**What needs to be done:**
Lines before the one containing "Convert this document image to plain text." are excluded; reproduce that line and all lines after it in the entries below, exactly.
[begin Records]
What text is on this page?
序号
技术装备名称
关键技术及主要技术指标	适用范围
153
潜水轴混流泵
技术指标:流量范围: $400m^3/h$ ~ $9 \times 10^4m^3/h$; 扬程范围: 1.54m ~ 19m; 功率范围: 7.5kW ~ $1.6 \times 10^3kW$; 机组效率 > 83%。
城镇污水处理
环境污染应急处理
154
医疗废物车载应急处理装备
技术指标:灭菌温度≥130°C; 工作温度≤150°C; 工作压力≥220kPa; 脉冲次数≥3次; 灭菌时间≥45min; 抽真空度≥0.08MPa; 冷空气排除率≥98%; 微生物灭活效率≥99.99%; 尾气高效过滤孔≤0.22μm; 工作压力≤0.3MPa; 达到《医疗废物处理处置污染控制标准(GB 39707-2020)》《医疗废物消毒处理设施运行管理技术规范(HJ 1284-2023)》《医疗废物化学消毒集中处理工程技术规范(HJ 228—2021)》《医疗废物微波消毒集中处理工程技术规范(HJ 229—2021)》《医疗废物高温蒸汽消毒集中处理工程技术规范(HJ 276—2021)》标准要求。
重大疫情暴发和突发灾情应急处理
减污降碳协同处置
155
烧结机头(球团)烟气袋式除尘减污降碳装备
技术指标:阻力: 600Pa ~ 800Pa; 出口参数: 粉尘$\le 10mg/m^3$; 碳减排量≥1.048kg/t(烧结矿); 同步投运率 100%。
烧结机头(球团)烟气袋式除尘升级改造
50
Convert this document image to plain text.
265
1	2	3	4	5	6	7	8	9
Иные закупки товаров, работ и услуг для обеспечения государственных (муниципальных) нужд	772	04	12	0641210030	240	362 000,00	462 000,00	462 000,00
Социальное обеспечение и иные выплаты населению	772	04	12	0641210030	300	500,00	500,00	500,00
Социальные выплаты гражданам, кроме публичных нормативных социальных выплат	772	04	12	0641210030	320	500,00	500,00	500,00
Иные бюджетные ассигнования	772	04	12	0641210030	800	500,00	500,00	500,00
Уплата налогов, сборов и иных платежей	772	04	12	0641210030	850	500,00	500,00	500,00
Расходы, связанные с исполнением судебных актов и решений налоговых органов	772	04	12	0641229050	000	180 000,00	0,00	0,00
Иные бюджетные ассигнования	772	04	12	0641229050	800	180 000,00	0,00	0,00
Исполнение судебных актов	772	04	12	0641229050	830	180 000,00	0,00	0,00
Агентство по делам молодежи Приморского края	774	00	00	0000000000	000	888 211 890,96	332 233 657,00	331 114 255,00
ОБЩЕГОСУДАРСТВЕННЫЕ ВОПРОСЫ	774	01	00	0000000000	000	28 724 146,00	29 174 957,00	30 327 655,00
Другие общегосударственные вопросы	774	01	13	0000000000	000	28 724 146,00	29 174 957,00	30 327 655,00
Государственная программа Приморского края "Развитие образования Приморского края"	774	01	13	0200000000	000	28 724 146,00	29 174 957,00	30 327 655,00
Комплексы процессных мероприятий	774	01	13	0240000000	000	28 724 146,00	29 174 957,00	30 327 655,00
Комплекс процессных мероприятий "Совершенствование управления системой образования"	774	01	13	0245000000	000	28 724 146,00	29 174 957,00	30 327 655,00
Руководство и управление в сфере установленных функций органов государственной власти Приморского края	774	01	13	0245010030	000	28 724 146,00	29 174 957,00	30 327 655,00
[end Records]
**Answer for the task:**
Convert this document image to plain text.
265
1	2	3	4	5	6	7	8	9
Иные закупки товаров, работ и услуг для обеспечения государственных (муниципальных) нужд	772	04	12	0641210030	240	362 000,00	462 000,00	462 000,00
Социальное обеспечение и иные выплаты населению	772	04	12	0641210030	300	500,00	500,00	500,00
Социальные выплаты гражданам, кроме публичных нормативных социальных выплат	772	04	12	0641210030	320	500,00	500,00	500,00
Иные бюджетные ассигнования	772	04	12	0641210030	800	500,00	500,00	500,00
Уплата налогов, сборов и иных платежей	772	04	12	0641210030	850	500,00	500,00	500,00
Расходы, связанные с исполнением судебных актов и решений налоговых органов	772	04	12	0641229050	000	180 000,00	0,00	0,00
Иные бюджетные ассигнования	772	04	12	0641229050	800	180 000,00	0,00	0,00
Исполнение судебных актов	772	04	12	0641229050	830	180 000,00	0,00	0,00
Агентство по делам молодежи Приморского края	774	00	00	0000000000	000	888 211 890,96	332 233 657,00	331 114 255,00
ОБЩЕГОСУДАРСТВЕННЫЕ ВОПРОСЫ	774	01	00	0000000000	000	28 724 146,00	29 174 957,00	30 327 655,00
Другие общегосударственные вопросы	774	01	13	0000000000	000	28 724 146,00	29 174 957,00	30 327 655,00
Государственная программа Приморского края "Развитие образования Приморского края"	774	01	13	0200000000	000	28 724 146,00	29 174 957,00	30 327 655,00
Комплексы процессных мероприятий	774	01	13	0240000000	000	28 724 146,00	29 174 957,00	30 327 655,00
Комплекс процессных мероприятий "Совершенствование управления системой образования"	774	01	13	0245000000	000	28 724 146,00	29 174 957,00	30 327 655,00
Руководство и управление в сфере установленных функций органов государственной власти Приморского края	774	01	13	0245010030	000	28 724 146,00	29 174 957,00	30 327 655,00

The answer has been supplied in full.